(Records from a data source)
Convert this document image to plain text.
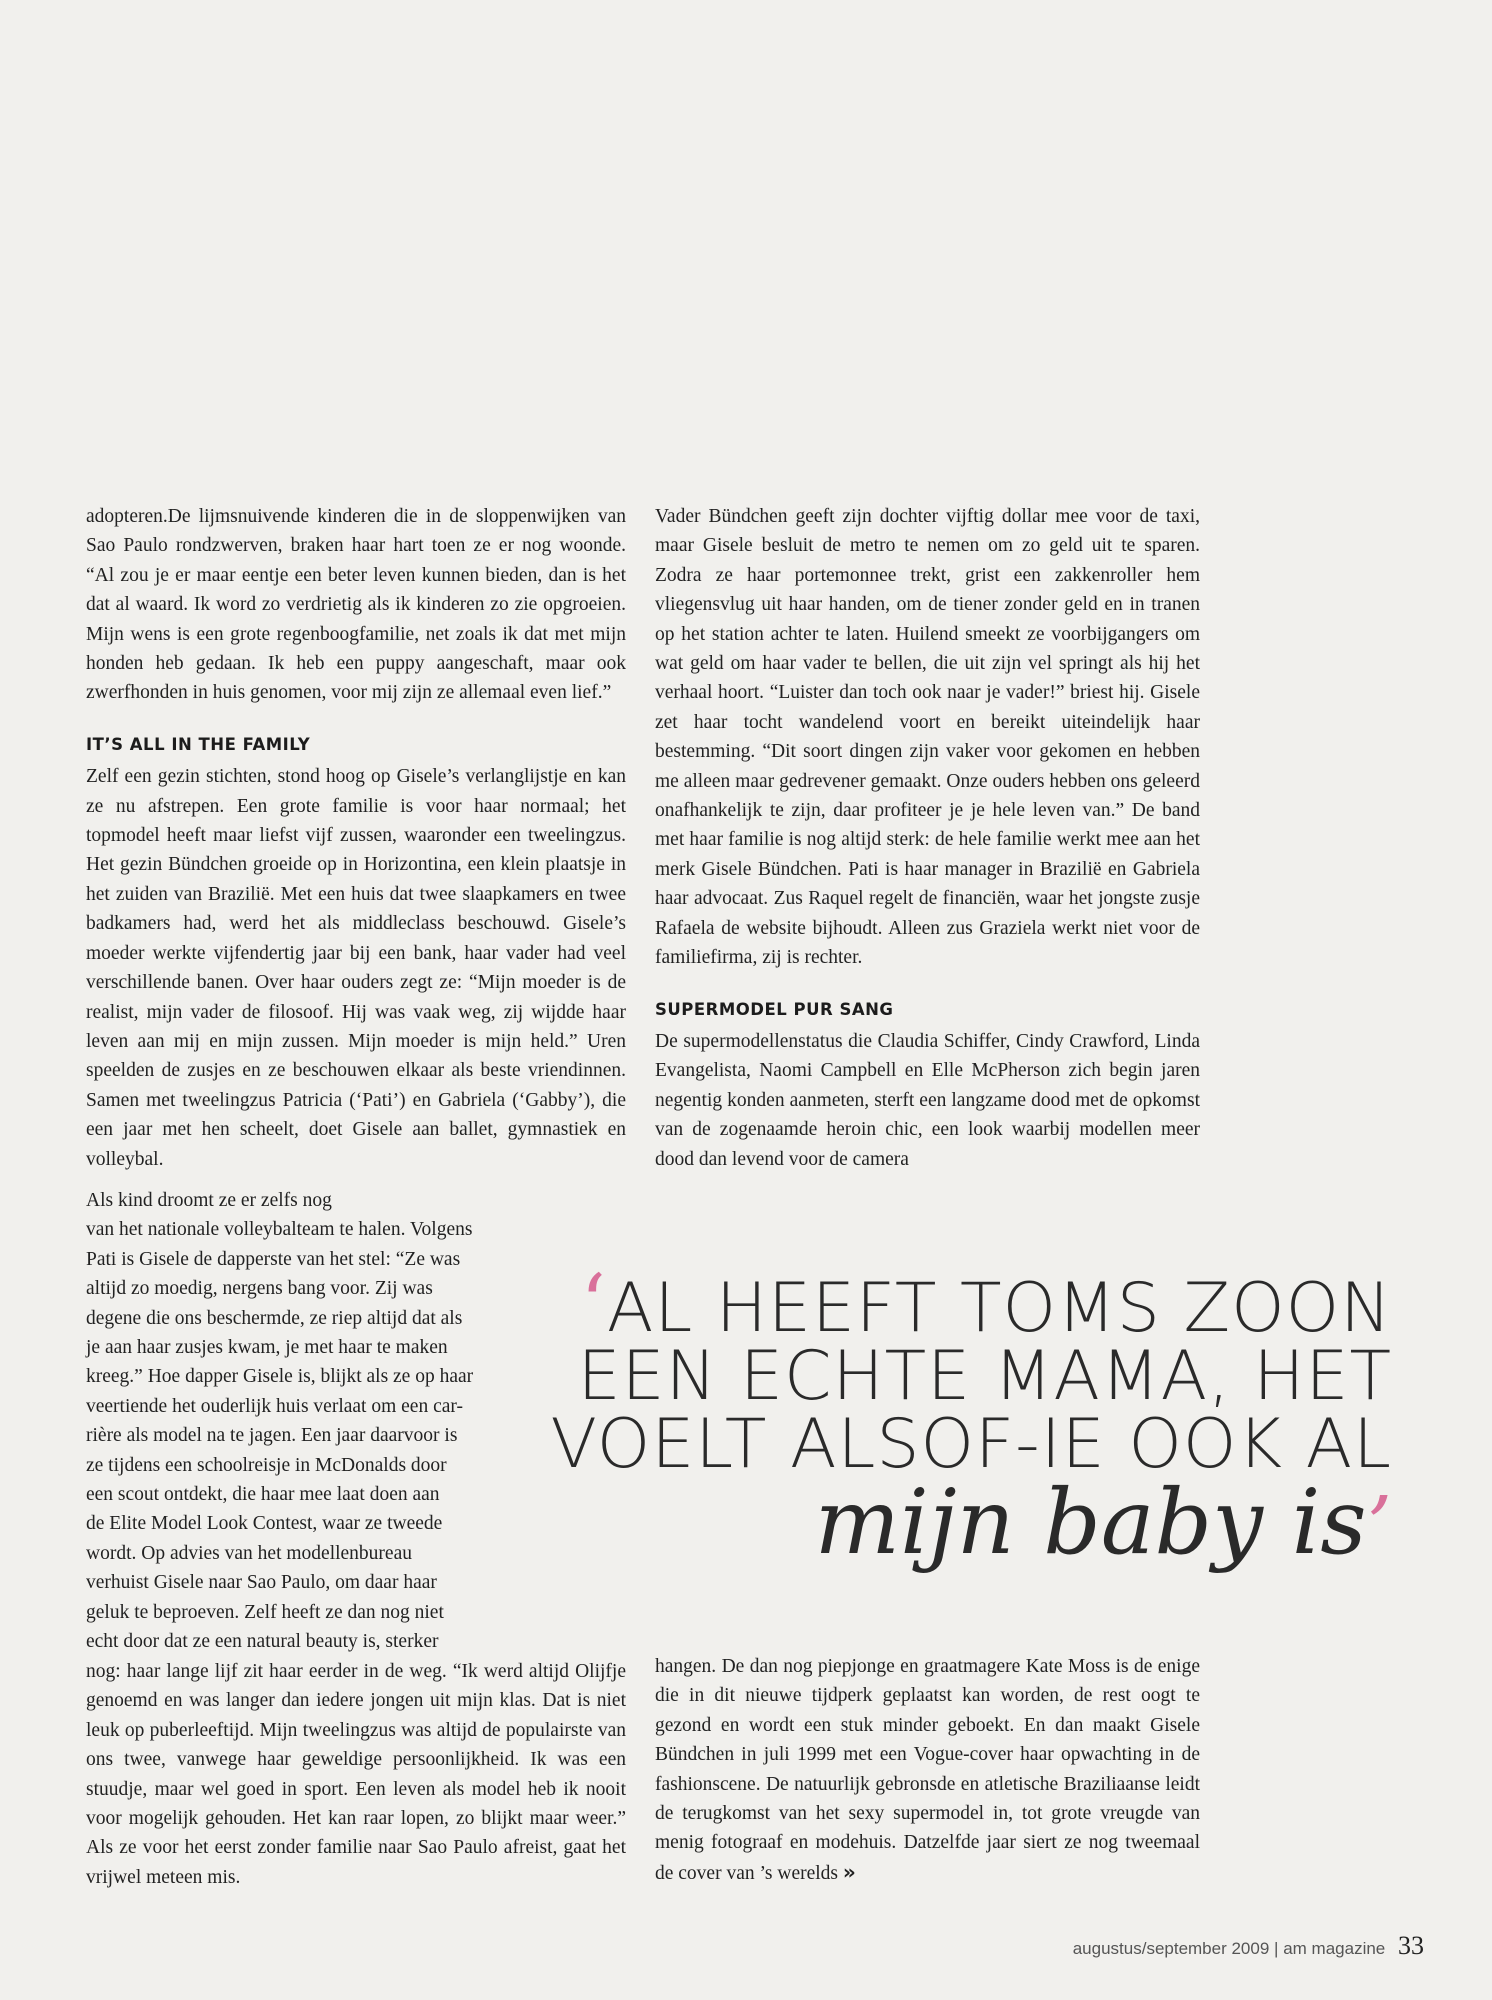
adopteren.De lijmsnuivende kinderen die in de sloppenwijken van Sao Paulo rondzwerven, braken haar hart toen ze er nog woonde. “Al zou je er maar eentje een beter leven kunnen bieden, dan is het dat al waard. Ik word zo verdrietig als ik kinderen zo zie opgroeien. Mijn wens is een grote regenboogfamilie, net zoals ik dat met mijn honden heb gedaan. Ik heb een puppy aangeschaft, maar ook zwerfhonden in huis genomen, voor mij zijn ze allemaal even lief.”

IT’S ALL IN THE FAMILY

Zelf een gezin stichten, stond hoog op Gisele’s verlanglijstje en kan ze nu afstrepen. Een grote familie is voor haar normaal; het topmodel heeft maar liefst vijf zussen, waaronder een tweelingzus. Het gezin Bündchen groeide op in Horizontina, een klein plaatsje in het zuiden van Brazilië. Met een huis dat twee slaapkamers en twee badkamers had, werd het als middleclass beschouwd. Gisele’s moeder werkte vijfendertig jaar bij een bank, haar vader had veel verschillende banen. Over haar ouders zegt ze: “Mijn moeder is de realist, mijn vader de filosoof. Hij was vaak weg, zij wijdde haar leven aan mij en mijn zussen. Mijn moeder is mijn held.” Uren speelden de zusjes en ze beschouwen elkaar als beste vriendinnen. Samen met tweelingzus Patricia (‘Pati’) en Gabriela (‘Gabby’), die een jaar met hen scheelt, doet Gisele aan ballet, gymnastiek en volleybal.

Als kind droomt ze er zelfs nog
van het nationale volleybalteam te halen. Volgens
Pati is Gisele de dapperste van het stel: “Ze was
altijd zo moedig, nergens bang voor. Zij was
degene die ons beschermde, ze riep altijd dat als
je aan haar zusjes kwam, je met haar te maken
kreeg.” Hoe dapper Gisele is, blijkt als ze op haar
veertiende het ouderlijk huis verlaat om een car-
rière als model na te jagen. Een jaar daarvoor is
ze tijdens een schoolreisje in McDonalds door
een scout ontdekt, die haar mee laat doen aan
de Elite Model Look Contest, waar ze tweede
wordt. Op advies van het modellenbureau
verhuist Gisele naar Sao Paulo, om daar haar
geluk te beproeven. Zelf heeft ze dan nog niet
echt door dat ze een natural beauty is, sterker

nog: haar lange lijf zit haar eerder in de weg. “Ik werd altijd Olijfje genoemd en was langer dan iedere jongen uit mijn klas. Dat is niet leuk op puberleeftijd. Mijn tweelingzus was altijd de populairste van ons twee, vanwege haar geweldige persoonlijkheid. Ik was een stuudje, maar wel goed in sport. Een leven als model heb ik nooit voor mogelijk gehouden. Het kan raar lopen, zo blijkt maar weer.” Als ze voor het eerst zonder familie naar Sao Paulo afreist, gaat het vrijwel meteen mis.

Vader Bündchen geeft zijn dochter vijftig dollar mee voor de taxi, maar Gisele besluit de metro te nemen om zo geld uit te sparen. Zodra ze haar portemonnee trekt, grist een zakkenroller hem vliegensvlug uit haar handen, om de tiener zonder geld en in tranen op het station achter te laten. Huilend smeekt ze voorbijgangers om wat geld om haar vader te bellen, die uit zijn vel springt als hij het verhaal hoort. “Luister dan toch ook naar je vader!” briest hij. Gisele zet haar tocht wandelend voort en bereikt uiteindelijk haar bestemming. “Dit soort dingen zijn vaker voor gekomen en hebben me alleen maar gedrevener gemaakt. Onze ouders hebben ons geleerd onafhankelijk te zijn, daar profiteer je je hele leven van.” De band met haar familie is nog altijd sterk: de hele familie werkt mee aan het merk Gisele Bündchen. Pati is haar manager in Brazilië en Gabriela haar advocaat. Zus Raquel regelt de financiën, waar het jongste zusje Rafaela de website bijhoudt. Alleen zus Graziela werkt niet voor de familiefirma, zij is rechter.

SUPERMODEL PUR SANG

De supermodellenstatus die Claudia Schiffer, Cindy Crawford, Linda Evangelista, Naomi Campbell en Elle McPherson zich begin jaren negentig konden aanmeten, sterft een langzame dood met de opkomst van de zogenaamde heroin chic, een look waarbij modellen meer dood dan levend voor de camera

‘AL HEEFT TOMS ZOON
EEN ECHTE MAMA, HET
VOELT ALSOF-IE OOK AL
mijn baby is’

hangen. De dan nog piepjonge en graatmagere Kate Moss is de enige die in dit nieuwe tijdperk geplaatst kan worden, de rest oogt te gezond en wordt een stuk minder geboekt. En dan maakt Gisele Bündchen in juli 1999 met een Vogue-cover haar opwachting in de fashionscene. De natuurlijk gebronsde en atletische Braziliaanse leidt de terugkomst van het sexy supermodel in, tot grote vreugde van menig fotograaf en modehuis. Datzelfde jaar siert ze nog tweemaal de cover van ’s werelds »

augustus/september 2009 | am magazine 33
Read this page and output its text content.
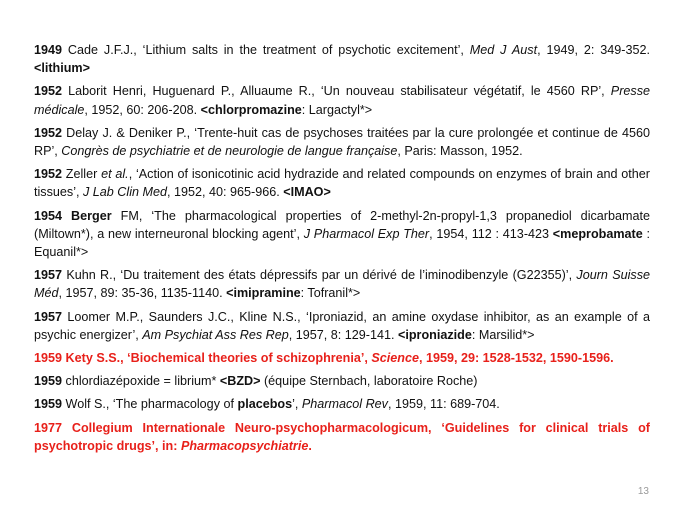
1949 Cade J.F.J., ‘Lithium salts in the treatment of psychotic excitement’, Med J Aust, 1949, 2: 349-352. <lithium>

1952 Laborit Henri, Huguenard P., Alluaume R., ‘Un nouveau stabilisateur végétatif, le 4560 RP’, Presse médicale, 1952, 60: 206-208. <chlorpromazine: Largactyl*>

1952 Delay J. & Deniker P., ‘Trente-huit cas de psychoses traitées par la cure prolongée et continue de 4560 RP’, Congrès de psychiatrie et de neurologie de langue française, Paris: Masson, 1952.

1952 Zeller et al., ‘Action of isonicotinic acid hydrazide and related compounds on enzymes of brain and other tissues’, J Lab Clin Med, 1952, 40: 965-966. <IMAO>

1954 Berger FM, ‘The pharmacological properties of 2-methyl-2n-propyl-1,3 propanediol dicarbamate (Miltown*), a new interneuronal blocking agent’, J Pharmacol Exp Ther, 1954, 112 : 413-423 <meprobamate : Equanil*>

1957 Kuhn R., ‘Du traitement des états dépressifs par un dérivé de l’iminodibenzyle (G22355)’, Journ Suisse Méd, 1957, 89: 35-36, 1135-1140. <imipramine: Tofranil*>

1957 Loomer M.P., Saunders J.C., Kline N.S., ‘Iproniazid, an amine oxydase inhibitor, as an example of a psychic energizer’, Am Psychiat Ass Res Rep, 1957, 8: 129-141. <iproniazide: Marsilid*>

1959 Kety S.S., ‘Biochemical theories of schizophrenia’, Science, 1959, 29: 1528-1532, 1590-1596.

1959 chlordiazépoxide = librium* <BZD> (équipe Sternbach, laboratoire Roche)

1959 Wolf S., ‘The pharmacology of placebos’, Pharmacol Rev, 1959, 11: 689-704.

1977 Collegium Internationale Neuro-psychopharmacologicum, ‘Guidelines for clinical trials of psychotropic drugs’, in: Pharmacopsychiatrie.

13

The problem: What lines in the data include the string "wordt"? Copy each one.

Reply:
wordt. Op advies van het modellenbureau
hangen. De dan nog piepjonge en graatmagere Kate Moss is de enige die in dit nieuwe tijdperk geplaatst kan worden, de rest oogt te gezond en wordt een stuk minder geboekt. En dan maakt Gisele Bündchen in juli 1999 met een Vogue-cover haar opwachting in de fashionscene. De natuurlijk gebronsde en atletische Braziliaanse leidt de terugkomst van het sexy supermodel in, tot grote vreugde van menig fotograaf en modehuis. Datzelfde jaar siert ze nog tweemaal de cover van ’s werelds »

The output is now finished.